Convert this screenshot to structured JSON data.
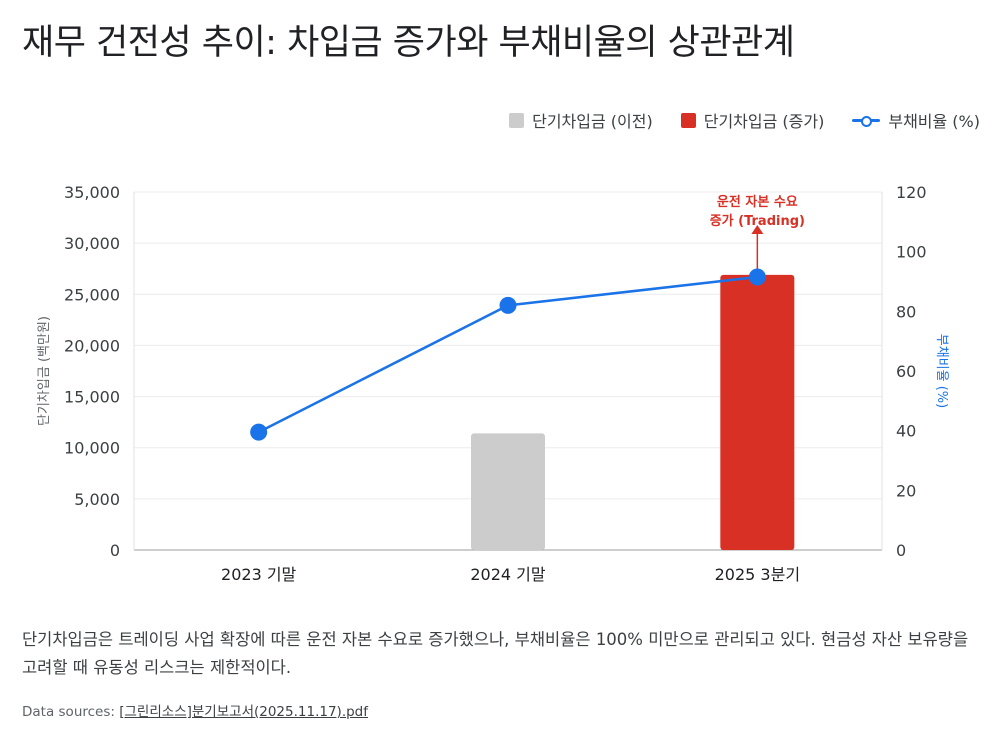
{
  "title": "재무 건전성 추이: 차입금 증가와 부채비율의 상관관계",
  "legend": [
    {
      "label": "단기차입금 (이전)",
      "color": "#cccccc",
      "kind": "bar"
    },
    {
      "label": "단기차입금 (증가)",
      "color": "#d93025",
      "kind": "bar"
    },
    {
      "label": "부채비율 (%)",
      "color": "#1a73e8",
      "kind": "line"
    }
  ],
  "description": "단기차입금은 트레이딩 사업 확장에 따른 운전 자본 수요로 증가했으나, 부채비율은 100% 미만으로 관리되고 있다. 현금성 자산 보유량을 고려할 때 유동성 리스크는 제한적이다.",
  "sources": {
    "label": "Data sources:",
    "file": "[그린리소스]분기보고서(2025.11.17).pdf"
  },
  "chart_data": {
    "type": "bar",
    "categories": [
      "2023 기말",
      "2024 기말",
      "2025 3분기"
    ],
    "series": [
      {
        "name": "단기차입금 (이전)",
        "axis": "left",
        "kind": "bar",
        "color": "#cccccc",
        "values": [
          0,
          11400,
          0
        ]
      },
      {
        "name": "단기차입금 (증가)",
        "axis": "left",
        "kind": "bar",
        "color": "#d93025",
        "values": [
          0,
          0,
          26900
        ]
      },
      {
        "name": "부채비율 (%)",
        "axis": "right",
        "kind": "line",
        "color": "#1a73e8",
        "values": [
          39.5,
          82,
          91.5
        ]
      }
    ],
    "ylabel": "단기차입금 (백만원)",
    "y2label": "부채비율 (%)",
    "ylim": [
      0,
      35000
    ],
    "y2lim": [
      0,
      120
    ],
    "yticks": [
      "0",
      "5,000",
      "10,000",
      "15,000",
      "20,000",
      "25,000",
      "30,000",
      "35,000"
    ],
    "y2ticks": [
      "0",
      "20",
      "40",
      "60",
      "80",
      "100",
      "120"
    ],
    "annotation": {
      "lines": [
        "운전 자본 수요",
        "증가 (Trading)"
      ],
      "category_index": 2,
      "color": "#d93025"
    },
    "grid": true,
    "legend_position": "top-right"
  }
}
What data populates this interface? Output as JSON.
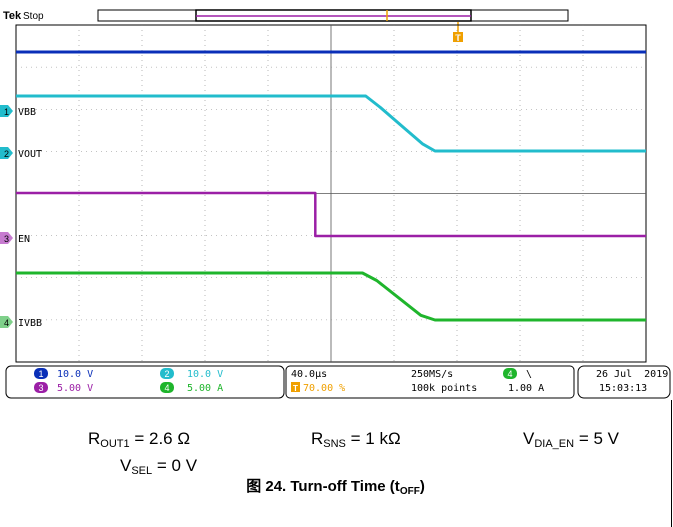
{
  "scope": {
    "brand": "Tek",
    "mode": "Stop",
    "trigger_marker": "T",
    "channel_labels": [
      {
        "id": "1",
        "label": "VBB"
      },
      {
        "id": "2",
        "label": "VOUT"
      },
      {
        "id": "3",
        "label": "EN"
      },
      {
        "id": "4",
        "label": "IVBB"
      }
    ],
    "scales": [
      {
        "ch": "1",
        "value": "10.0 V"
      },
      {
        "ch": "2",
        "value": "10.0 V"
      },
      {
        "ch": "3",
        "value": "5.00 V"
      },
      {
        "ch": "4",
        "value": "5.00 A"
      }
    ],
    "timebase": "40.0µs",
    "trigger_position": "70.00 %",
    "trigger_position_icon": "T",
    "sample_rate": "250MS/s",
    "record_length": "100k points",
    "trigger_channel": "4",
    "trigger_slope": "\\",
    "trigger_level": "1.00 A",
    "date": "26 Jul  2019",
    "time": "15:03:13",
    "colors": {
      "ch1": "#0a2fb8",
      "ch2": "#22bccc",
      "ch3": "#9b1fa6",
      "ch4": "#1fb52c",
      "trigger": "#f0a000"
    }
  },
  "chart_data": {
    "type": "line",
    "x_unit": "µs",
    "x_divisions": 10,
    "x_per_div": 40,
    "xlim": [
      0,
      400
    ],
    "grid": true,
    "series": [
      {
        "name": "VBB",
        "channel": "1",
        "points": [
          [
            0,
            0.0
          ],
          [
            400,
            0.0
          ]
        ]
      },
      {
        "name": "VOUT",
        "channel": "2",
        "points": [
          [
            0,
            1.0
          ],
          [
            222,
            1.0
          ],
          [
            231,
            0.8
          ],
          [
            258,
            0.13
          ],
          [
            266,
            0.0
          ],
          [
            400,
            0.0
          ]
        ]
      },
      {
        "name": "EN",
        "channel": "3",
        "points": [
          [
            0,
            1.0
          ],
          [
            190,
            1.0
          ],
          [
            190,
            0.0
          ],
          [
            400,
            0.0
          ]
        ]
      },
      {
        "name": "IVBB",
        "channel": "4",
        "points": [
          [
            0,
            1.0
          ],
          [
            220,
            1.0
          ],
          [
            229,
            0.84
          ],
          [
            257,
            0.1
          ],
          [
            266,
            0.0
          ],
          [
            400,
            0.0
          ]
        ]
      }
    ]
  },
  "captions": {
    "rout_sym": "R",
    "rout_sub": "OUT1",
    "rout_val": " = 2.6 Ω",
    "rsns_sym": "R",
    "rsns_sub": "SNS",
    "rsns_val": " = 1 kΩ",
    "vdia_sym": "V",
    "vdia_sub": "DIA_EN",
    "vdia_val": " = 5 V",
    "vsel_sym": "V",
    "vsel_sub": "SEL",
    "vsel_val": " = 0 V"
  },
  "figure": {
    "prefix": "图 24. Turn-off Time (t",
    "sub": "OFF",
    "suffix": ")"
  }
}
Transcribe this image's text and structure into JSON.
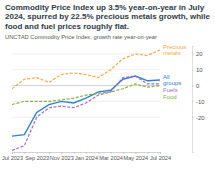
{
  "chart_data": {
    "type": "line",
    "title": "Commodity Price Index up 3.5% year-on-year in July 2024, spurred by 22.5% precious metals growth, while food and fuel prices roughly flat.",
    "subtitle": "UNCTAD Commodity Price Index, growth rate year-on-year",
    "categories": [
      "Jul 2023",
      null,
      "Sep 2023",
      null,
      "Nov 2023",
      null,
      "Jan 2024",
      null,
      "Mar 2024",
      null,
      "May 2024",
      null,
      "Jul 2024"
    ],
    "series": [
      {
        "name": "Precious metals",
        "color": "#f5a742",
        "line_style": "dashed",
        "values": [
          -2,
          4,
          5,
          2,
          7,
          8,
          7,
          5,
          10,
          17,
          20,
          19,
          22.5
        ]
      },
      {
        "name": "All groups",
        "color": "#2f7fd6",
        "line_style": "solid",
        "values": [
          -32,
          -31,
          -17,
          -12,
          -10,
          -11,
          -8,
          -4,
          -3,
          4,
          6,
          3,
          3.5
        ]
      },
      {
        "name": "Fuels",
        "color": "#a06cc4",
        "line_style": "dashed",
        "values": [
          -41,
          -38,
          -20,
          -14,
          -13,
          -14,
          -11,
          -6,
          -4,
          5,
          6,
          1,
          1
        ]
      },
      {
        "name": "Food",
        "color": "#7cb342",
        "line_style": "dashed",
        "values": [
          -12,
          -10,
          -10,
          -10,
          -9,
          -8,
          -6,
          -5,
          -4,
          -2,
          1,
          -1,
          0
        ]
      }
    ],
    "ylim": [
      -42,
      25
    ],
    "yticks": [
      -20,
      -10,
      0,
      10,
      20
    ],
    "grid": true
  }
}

++++++++++

● Task requirements: Give every record again exactly, apart from the pictures, which stay out.

● The solution:
Convert this screenshot to structured JSON data.
{
  "title": "재무 건전성 추이: 차입금 증가와 부채비율의 상관관계",
  "legend": [
    {
      "label": "단기차입금 (이전)",
      "color": "#cccccc",
      "kind": "bar"
    },
    {
      "label": "단기차입금 (증가)",
      "color": "#d93025",
      "kind": "bar"
    },
    {
      "label": "부채비율 (%)",
      "color": "#1a73e8",
      "kind": "line"
    }
  ],
  "description": "단기차입금은 트레이딩 사업 확장에 따른 운전 자본 수요로 증가했으나, 부채비율은 100% 미만으로 관리되고 있다. 현금성 자산 보유량을 고려할 때 유동성 리스크는 제한적이다.",
  "sources": {
    "label": "Data sources:",
    "file": "[그린리소스]분기보고서(2025.11.17).pdf"
  },
  "chart_data": {
    "type": "bar",
    "categories": [
      "2023 기말",
      "2024 기말",
      "2025 3분기"
    ],
    "series": [
      {
        "name": "단기차입금 (이전)",
        "axis": "left",
        "kind": "bar",
        "color": "#cccccc",
        "values": [
          0,
          11400,
          0
        ]
      },
      {
        "name": "단기차입금 (증가)",
        "axis": "left",
        "kind": "bar",
        "color": "#d93025",
        "values": [
          0,
          0,
          26900
        ]
      },
      {
        "name": "부채비율 (%)",
        "axis": "right",
        "kind": "line",
        "color": "#1a73e8",
        "values": [
          39.5,
          82,
          91.5
        ]
      }
    ],
    "ylabel": "단기차입금 (백만원)",
    "y2label": "부채비율 (%)",
    "ylim": [
      0,
      35000
    ],
    "y2lim": [
      0,
      120
    ],
    "yticks": [
      "0",
      "5,000",
      "10,000",
      "15,000",
      "20,000",
      "25,000",
      "30,000",
      "35,000"
    ],
    "y2ticks": [
      "0",
      "20",
      "40",
      "60",
      "80",
      "100",
      "120"
    ],
    "annotation": {
      "lines": [
        "운전 자본 수요",
        "증가 (Trading)"
      ],
      "category_index": 2,
      "color": "#d93025"
    },
    "grid": true,
    "legend_position": "top-right"
  }
}
What data populates this interface? Output as JSON.
{
  "scope": {
    "brand": "Tek",
    "mode": "Stop",
    "trigger_marker": "T",
    "channel_labels": [
      {
        "id": "1",
        "label": "VBB"
      },
      {
        "id": "2",
        "label": "VOUT"
      },
      {
        "id": "3",
        "label": "EN"
      },
      {
        "id": "4",
        "label": "IVBB"
      }
    ],
    "scales": [
      {
        "ch": "1",
        "value": "10.0 V"
      },
      {
        "ch": "2",
        "value": "10.0 V"
      },
      {
        "ch": "3",
        "value": "5.00 V"
      },
      {
        "ch": "4",
        "value": "5.00 A"
      }
    ],
    "timebase": "40.0µs",
    "trigger_position": "70.00 %",
    "trigger_position_icon": "T",
    "sample_rate": "250MS/s",
    "record_length": "100k points",
    "trigger_channel": "4",
    "trigger_slope": "\\",
    "trigger_level": "1.00 A",
    "date": "26 Jul  2019",
    "time": "15:03:13",
    "colors": {
      "ch1": "#0a2fb8",
      "ch2": "#22bccc",
      "ch3": "#9b1fa6",
      "ch4": "#1fb52c",
      "trigger": "#f0a000"
    }
  },
  "chart_data": {
    "type": "line",
    "x_unit": "µs",
    "x_divisions": 10,
    "x_per_div": 40,
    "xlim": [
      0,
      400
    ],
    "grid": true,
    "series": [
      {
        "name": "VBB",
        "channel": "1",
        "points": [
          [
            0,
            0.0
          ],
          [
            400,
            0.0
          ]
        ]
      },
      {
        "name": "VOUT",
        "channel": "2",
        "points": [
          [
            0,
            1.0
          ],
          [
            222,
            1.0
          ],
          [
            231,
            0.8
          ],
          [
            258,
            0.13
          ],
          [
            266,
            0.0
          ],
          [
            400,
            0.0
          ]
        ]
      },
      {
        "name": "EN",
        "channel": "3",
        "points": [
          [
            0,
            1.0
          ],
          [
            190,
            1.0
          ],
          [
            190,
            0.0
          ],
          [
            400,
            0.0
          ]
        ]
      },
      {
        "name": "IVBB",
        "channel": "4",
        "points": [
          [
            0,
            1.0
          ],
          [
            220,
            1.0
          ],
          [
            229,
            0.84
          ],
          [
            257,
            0.1
          ],
          [
            266,
            0.0
          ],
          [
            400,
            0.0
          ]
        ]
      }
    ]
  },
  "captions": {
    "rout_sym": "R",
    "rout_sub": "OUT1",
    "rout_val": " = 2.6 Ω",
    "rsns_sym": "R",
    "rsns_sub": "SNS",
    "rsns_val": " = 1 kΩ",
    "vdia_sym": "V",
    "vdia_sub": "DIA_EN",
    "vdia_val": " = 5 V",
    "vsel_sym": "V",
    "vsel_sub": "SEL",
    "vsel_val": " = 0 V"
  },
  "figure": {
    "prefix": "图 24. Turn-off Time (t",
    "sub": "OFF",
    "suffix": ")"
  }
}
Transcribe this image's text and structure into JSON.
{
  "chart_data": {
    "type": "line",
    "title": "Commodity Price Index up 3.5% year-on-year in July 2024, spurred by 22.5% precious metals growth, while food and fuel prices roughly flat.",
    "subtitle": "UNCTAD Commodity Price Index, growth rate year-on-year",
    "categories": [
      "Jul 2023",
      null,
      "Sep 2023",
      null,
      "Nov 2023",
      null,
      "Jan 2024",
      null,
      "Mar 2024",
      null,
      "May 2024",
      null,
      "Jul 2024"
    ],
    "series": [
      {
        "name": "Precious metals",
        "color": "#f5a742",
        "line_style": "dashed",
        "values": [
          -2,
          4,
          5,
          2,
          7,
          8,
          7,
          5,
          10,
          17,
          20,
          19,
          22.5
        ]
      },
      {
        "name": "All groups",
        "color": "#2f7fd6",
        "line_style": "solid",
        "values": [
          -32,
          -31,
          -17,
          -12,
          -10,
          -11,
          -8,
          -4,
          -3,
          4,
          6,
          3,
          3.5
        ]
      },
      {
        "name": "Fuels",
        "color": "#a06cc4",
        "line_style": "dashed",
        "values": [
          -41,
          -38,
          -20,
          -14,
          -13,
          -14,
          -11,
          -6,
          -4,
          5,
          6,
          1,
          1
        ]
      },
      {
        "name": "Food",
        "color": "#7cb342",
        "line_style": "dashed",
        "values": [
          -12,
          -10,
          -10,
          -10,
          -9,
          -8,
          -6,
          -5,
          -4,
          -2,
          1,
          -1,
          0
        ]
      }
    ],
    "ylim": [
      -42,
      25
    ],
    "yticks": [
      -20,
      -10,
      0,
      10,
      20
    ],
    "grid": true
  }
}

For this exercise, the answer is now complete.